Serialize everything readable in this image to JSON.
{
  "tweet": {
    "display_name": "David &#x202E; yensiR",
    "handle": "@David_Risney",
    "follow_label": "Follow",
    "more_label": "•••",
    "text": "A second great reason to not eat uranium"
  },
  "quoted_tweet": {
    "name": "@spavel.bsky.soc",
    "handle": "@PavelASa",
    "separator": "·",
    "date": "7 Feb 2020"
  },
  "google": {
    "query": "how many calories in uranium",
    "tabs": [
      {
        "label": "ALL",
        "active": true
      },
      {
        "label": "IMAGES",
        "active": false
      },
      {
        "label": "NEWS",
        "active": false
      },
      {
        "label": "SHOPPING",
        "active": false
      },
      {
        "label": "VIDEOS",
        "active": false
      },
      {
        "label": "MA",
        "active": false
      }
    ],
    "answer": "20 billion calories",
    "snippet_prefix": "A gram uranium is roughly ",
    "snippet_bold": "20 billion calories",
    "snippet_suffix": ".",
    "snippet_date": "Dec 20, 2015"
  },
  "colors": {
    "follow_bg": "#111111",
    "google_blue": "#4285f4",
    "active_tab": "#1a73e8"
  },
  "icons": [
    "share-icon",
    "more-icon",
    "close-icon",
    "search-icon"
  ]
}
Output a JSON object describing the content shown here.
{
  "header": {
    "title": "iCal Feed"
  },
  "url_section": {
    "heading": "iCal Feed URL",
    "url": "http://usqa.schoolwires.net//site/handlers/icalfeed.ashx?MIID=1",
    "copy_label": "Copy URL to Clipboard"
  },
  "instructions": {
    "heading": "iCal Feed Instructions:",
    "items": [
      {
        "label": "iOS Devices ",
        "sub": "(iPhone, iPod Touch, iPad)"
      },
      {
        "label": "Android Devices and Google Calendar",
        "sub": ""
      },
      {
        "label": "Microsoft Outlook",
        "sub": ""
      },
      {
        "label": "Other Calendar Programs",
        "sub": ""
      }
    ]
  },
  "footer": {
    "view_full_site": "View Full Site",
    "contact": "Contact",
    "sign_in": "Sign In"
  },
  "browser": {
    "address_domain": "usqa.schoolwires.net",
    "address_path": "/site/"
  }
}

####################

EXERCISE PROMPT:
Copy out the whole listing exactly.

CORRECT ANSWER:
Serialize everything readable in this image to JSON.
{
  "tweet": {
    "display_name": "David &#x202E; yensiR",
    "handle": "@David_Risney",
    "follow_label": "Follow",
    "more_label": "•••",
    "text": "A second great reason to not eat uranium"
  },
  "quoted_tweet": {
    "name": "@spavel.bsky.soc",
    "handle": "@PavelASa",
    "separator": "·",
    "date": "7 Feb 2020"
  },
  "google": {
    "query": "how many calories in uranium",
    "tabs": [
      {
        "label": "ALL",
        "active": true
      },
      {
        "label": "IMAGES",
        "active": false
      },
      {
        "label": "NEWS",
        "active": false
      },
      {
        "label": "SHOPPING",
        "active": false
      },
      {
        "label": "VIDEOS",
        "active": false
      },
      {
        "label": "MA",
        "active": false
      }
    ],
    "answer": "20 billion calories",
    "snippet_prefix": "A gram uranium is roughly ",
    "snippet_bold": "20 billion calories",
    "snippet_suffix": ".",
    "snippet_date": "Dec 20, 2015"
  },
  "colors": {
    "follow_bg": "#111111",
    "google_blue": "#4285f4",
    "active_tab": "#1a73e8"
  },
  "icons": [
    "share-icon",
    "more-icon",
    "close-icon",
    "search-icon"
  ]
}
Output a JSON object describing the content shown here.
{
  "header": {
    "title": "iCal Feed"
  },
  "url_section": {
    "heading": "iCal Feed URL",
    "url": "http://usqa.schoolwires.net//site/handlers/icalfeed.ashx?MIID=1",
    "copy_label": "Copy URL to Clipboard"
  },
  "instructions": {
    "heading": "iCal Feed Instructions:",
    "items": [
      {
        "label": "iOS Devices ",
        "sub": "(iPhone, iPod Touch, iPad)"
      },
      {
        "label": "Android Devices and Google Calendar",
        "sub": ""
      },
      {
        "label": "Microsoft Outlook",
        "sub": ""
      },
      {
        "label": "Other Calendar Programs",
        "sub": ""
      }
    ]
  },
  "footer": {
    "view_full_site": "View Full Site",
    "contact": "Contact",
    "sign_in": "Sign In"
  },
  "browser": {
    "address_domain": "usqa.schoolwires.net",
    "address_path": "/site/"
  }
}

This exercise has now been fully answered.